§ **Task to complete**
Find the number of lines containing the string "JSON" in the data. Answer with the number by itself.

--- start ---

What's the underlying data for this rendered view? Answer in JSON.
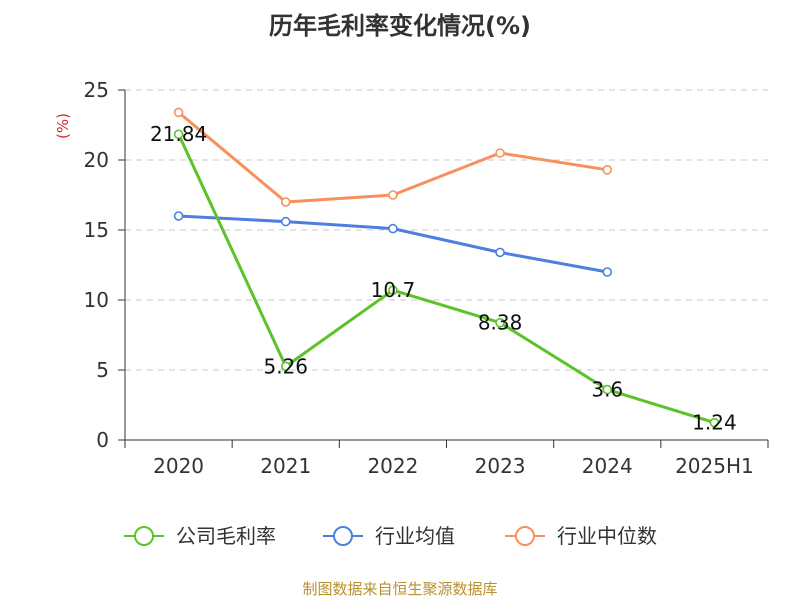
{
  "chart_data": {
    "type": "line",
    "title": "历年毛利率变化情况(%)",
    "ylabel": "(%)",
    "categories": [
      "2020",
      "2021",
      "2022",
      "2023",
      "2024",
      "2025H1"
    ],
    "ylim": [
      0,
      25
    ],
    "yticks": [
      "0",
      "5",
      "10",
      "15",
      "20",
      "25"
    ],
    "grid": true,
    "legend_position": "bottom",
    "series": [
      {
        "name": "公司毛利率",
        "color": "#5cc229",
        "values": [
          21.84,
          5.26,
          10.7,
          8.38,
          3.6,
          1.24
        ],
        "labels": [
          "21.84",
          "5.26",
          "10.7",
          "8.38",
          "3.6",
          "1.24"
        ]
      },
      {
        "name": "行业均值",
        "color": "#4d7ee0",
        "values": [
          16.0,
          15.6,
          15.1,
          13.4,
          12.0,
          null
        ]
      },
      {
        "name": "行业中位数",
        "color": "#f7905d",
        "values": [
          23.4,
          17.0,
          17.5,
          20.5,
          19.3,
          null
        ]
      }
    ]
  },
  "source_text": "制图数据来自恒生聚源数据库"
}
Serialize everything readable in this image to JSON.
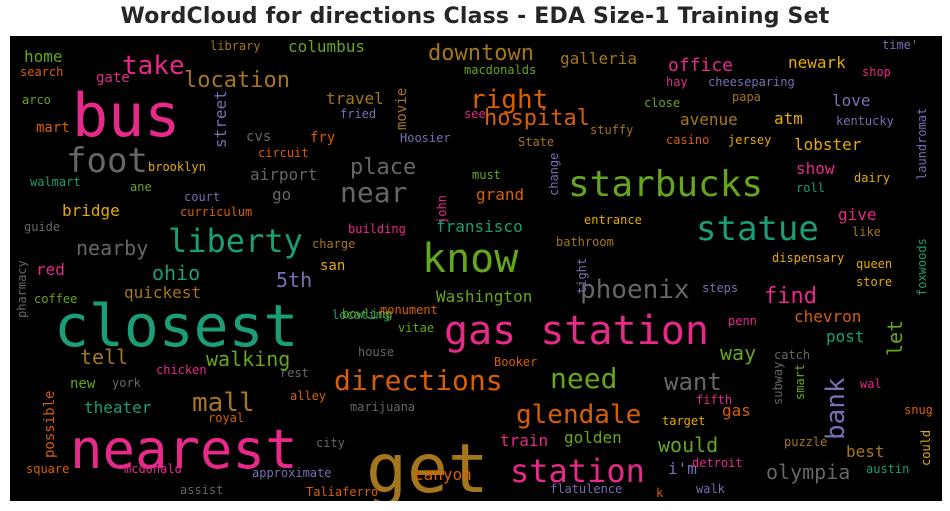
{
  "chart_data": {
    "type": "wordcloud",
    "title": "WordCloud for directions Class - EDA Size-1 Training Set",
    "background": "#000000",
    "palette": [
      "#e7298a",
      "#1b9e77",
      "#66a61e",
      "#d95f02",
      "#a6761d",
      "#7570b3",
      "#e6ab02",
      "#666666"
    ],
    "words": [
      {
        "text": "get",
        "color": "#a6761d"
      },
      {
        "text": "closest",
        "color": "#1b9e77"
      },
      {
        "text": "nearest",
        "color": "#e7298a"
      },
      {
        "text": "bus",
        "color": "#e7298a"
      },
      {
        "text": "know",
        "color": "#66a61e"
      },
      {
        "text": "gas station",
        "color": "#e7298a"
      },
      {
        "text": "starbucks",
        "color": "#66a61e"
      },
      {
        "text": "statue",
        "color": "#1b9e77"
      },
      {
        "text": "liberty",
        "color": "#1b9e77"
      },
      {
        "text": "station",
        "color": "#e7298a"
      },
      {
        "text": "directions",
        "color": "#d95f02"
      },
      {
        "text": "foot",
        "color": "#666666"
      },
      {
        "text": "near",
        "color": "#666666"
      },
      {
        "text": "need",
        "color": "#66a61e"
      },
      {
        "text": "phoenix",
        "color": "#666666"
      },
      {
        "text": "glendale",
        "color": "#d95f02"
      },
      {
        "text": "take",
        "color": "#e7298a"
      },
      {
        "text": "right",
        "color": "#d95f02"
      },
      {
        "text": "mall",
        "color": "#a6761d"
      },
      {
        "text": "want",
        "color": "#666666"
      },
      {
        "text": "bank",
        "color": "#7570b3"
      },
      {
        "text": "location",
        "color": "#a6761d"
      },
      {
        "text": "hospital",
        "color": "#d95f02"
      },
      {
        "text": "place",
        "color": "#666666"
      },
      {
        "text": "find",
        "color": "#e7298a"
      },
      {
        "text": "downtown",
        "color": "#a6761d"
      },
      {
        "text": "walking",
        "color": "#66a61e"
      },
      {
        "text": "olympia",
        "color": "#666666"
      },
      {
        "text": "nearby",
        "color": "#666666"
      },
      {
        "text": "ohio",
        "color": "#1b9e77"
      },
      {
        "text": "5th",
        "color": "#7570b3"
      },
      {
        "text": "tell",
        "color": "#a6761d"
      },
      {
        "text": "would",
        "color": "#66a61e"
      },
      {
        "text": "way",
        "color": "#66a61e"
      },
      {
        "text": "let",
        "color": "#66a61e"
      },
      {
        "text": "office",
        "color": "#e7298a"
      },
      {
        "text": "fransisco",
        "color": "#1b9e77"
      },
      {
        "text": "canyon",
        "color": "#d95f02"
      },
      {
        "text": "train",
        "color": "#e7298a"
      },
      {
        "text": "best",
        "color": "#a6761d"
      },
      {
        "text": "i'm",
        "color": "#7570b3"
      },
      {
        "text": "Washington",
        "color": "#66a61e"
      },
      {
        "text": "avenue",
        "color": "#a6761d"
      },
      {
        "text": "atm",
        "color": "#e6ab02"
      },
      {
        "text": "galleria",
        "color": "#a6761d"
      },
      {
        "text": "newark",
        "color": "#e6ab02"
      },
      {
        "text": "lobster",
        "color": "#e6ab02"
      },
      {
        "text": "chevron",
        "color": "#d95f02"
      },
      {
        "text": "post",
        "color": "#1b9e77"
      },
      {
        "text": "show",
        "color": "#e7298a"
      },
      {
        "text": "theater",
        "color": "#1b9e77"
      },
      {
        "text": "golden",
        "color": "#66a61e"
      },
      {
        "text": "grand",
        "color": "#d95f02"
      },
      {
        "text": "travel",
        "color": "#a6761d"
      },
      {
        "text": "love",
        "color": "#7570b3"
      },
      {
        "text": "quickest",
        "color": "#a6761d"
      },
      {
        "text": "bridge",
        "color": "#e6ab02"
      },
      {
        "text": "give",
        "color": "#e7298a"
      },
      {
        "text": "gas",
        "color": "#d95f02"
      },
      {
        "text": "home",
        "color": "#66a61e"
      },
      {
        "text": "columbus",
        "color": "#66a61e"
      },
      {
        "text": "gate",
        "color": "#e7298a"
      },
      {
        "text": "street",
        "color": "#7570b3"
      },
      {
        "text": "cvs",
        "color": "#666666"
      },
      {
        "text": "fry",
        "color": "#d95f02"
      },
      {
        "text": "movie",
        "color": "#a6761d"
      },
      {
        "text": "airport",
        "color": "#666666"
      },
      {
        "text": "go",
        "color": "#666666"
      },
      {
        "text": "san",
        "color": "#e6ab02"
      },
      {
        "text": "red",
        "color": "#e7298a"
      },
      {
        "text": "new",
        "color": "#66a61e"
      },
      {
        "text": "possible",
        "color": "#d95f02"
      },
      {
        "text": "mart",
        "color": "#d95f02"
      },
      {
        "text": "library",
        "color": "#a6761d"
      },
      {
        "text": "search",
        "color": "#d95f02"
      },
      {
        "text": "arco",
        "color": "#66a61e"
      },
      {
        "text": "macdonalds",
        "color": "#66a61e"
      },
      {
        "text": "cheeseparing",
        "color": "#7570b3"
      },
      {
        "text": "papa",
        "color": "#a6761d"
      },
      {
        "text": "hay",
        "color": "#e7298a"
      },
      {
        "text": "shop",
        "color": "#e7298a"
      },
      {
        "text": "time'",
        "color": "#7570b3"
      },
      {
        "text": "kentucky",
        "color": "#7570b3"
      },
      {
        "text": "laundromat",
        "color": "#7570b3"
      },
      {
        "text": "close",
        "color": "#66a61e"
      },
      {
        "text": "see",
        "color": "#e7298a"
      },
      {
        "text": "stuffy",
        "color": "#a6761d"
      },
      {
        "text": "casino",
        "color": "#d95f02"
      },
      {
        "text": "jersey",
        "color": "#e6ab02"
      },
      {
        "text": "fried",
        "color": "#7570b3"
      },
      {
        "text": "Hoosier",
        "color": "#7570b3"
      },
      {
        "text": "State",
        "color": "#a6761d"
      },
      {
        "text": "circuit",
        "color": "#d95f02"
      },
      {
        "text": "brooklyn",
        "color": "#e6ab02"
      },
      {
        "text": "walmart",
        "color": "#1b9e77"
      },
      {
        "text": "ane",
        "color": "#66a61e"
      },
      {
        "text": "court",
        "color": "#7570b3"
      },
      {
        "text": "curriculum",
        "color": "#d95f02"
      },
      {
        "text": "guide",
        "color": "#666666"
      },
      {
        "text": "john",
        "color": "#e7298a"
      },
      {
        "text": "must",
        "color": "#66a61e"
      },
      {
        "text": "change",
        "color": "#7570b3"
      },
      {
        "text": "entrance",
        "color": "#e6ab02"
      },
      {
        "text": "bathroom",
        "color": "#a6761d"
      },
      {
        "text": "dairy",
        "color": "#e6ab02"
      },
      {
        "text": "roll",
        "color": "#1b9e77"
      },
      {
        "text": "like",
        "color": "#a6761d"
      },
      {
        "text": "queen",
        "color": "#e6ab02"
      },
      {
        "text": "foxwoods",
        "color": "#1b9e77"
      },
      {
        "text": "store",
        "color": "#e6ab02"
      },
      {
        "text": "dispensary",
        "color": "#e6ab02"
      },
      {
        "text": "building",
        "color": "#e7298a"
      },
      {
        "text": "charge",
        "color": "#a6761d"
      },
      {
        "text": "pharmacy",
        "color": "#666666"
      },
      {
        "text": "coffee",
        "color": "#66a61e"
      },
      {
        "text": "locating",
        "color": "#1b9e77"
      },
      {
        "text": "tight",
        "color": "#7570b3"
      },
      {
        "text": "steps",
        "color": "#7570b3"
      },
      {
        "text": "bowling",
        "color": "#66a61e"
      },
      {
        "text": "monument",
        "color": "#d95f02"
      },
      {
        "text": "vitae",
        "color": "#66a61e"
      },
      {
        "text": "penn",
        "color": "#e7298a"
      },
      {
        "text": "house",
        "color": "#666666"
      },
      {
        "text": "catch",
        "color": "#666666"
      },
      {
        "text": "Booker",
        "color": "#d95f02"
      },
      {
        "text": "rest",
        "color": "#666666"
      },
      {
        "text": "chicken",
        "color": "#e7298a"
      },
      {
        "text": "york",
        "color": "#666666"
      },
      {
        "text": "royal",
        "color": "#d95f02"
      },
      {
        "text": "alley",
        "color": "#d95f02"
      },
      {
        "text": "marijuana",
        "color": "#666666"
      },
      {
        "text": "fifth",
        "color": "#e7298a"
      },
      {
        "text": "target",
        "color": "#e6ab02"
      },
      {
        "text": "subway",
        "color": "#666666"
      },
      {
        "text": "smart",
        "color": "#66a61e"
      },
      {
        "text": "wal",
        "color": "#e7298a"
      },
      {
        "text": "snug",
        "color": "#d95f02"
      },
      {
        "text": "puzzle",
        "color": "#a6761d"
      },
      {
        "text": "austin",
        "color": "#1b9e77"
      },
      {
        "text": "could",
        "color": "#e6ab02"
      },
      {
        "text": "detroit",
        "color": "#e7298a"
      },
      {
        "text": "city",
        "color": "#666666"
      },
      {
        "text": "square",
        "color": "#d95f02"
      },
      {
        "text": "mcdonald",
        "color": "#e7298a"
      },
      {
        "text": "approximate",
        "color": "#7570b3"
      },
      {
        "text": "assist",
        "color": "#666666"
      },
      {
        "text": "Taliaferro",
        "color": "#d95f02"
      },
      {
        "text": "flatulence",
        "color": "#7570b3"
      },
      {
        "text": "walk",
        "color": "#7570b3"
      },
      {
        "text": "k",
        "color": "#d95f02"
      }
    ]
  }
}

--- end ---

§ **Correct response**
2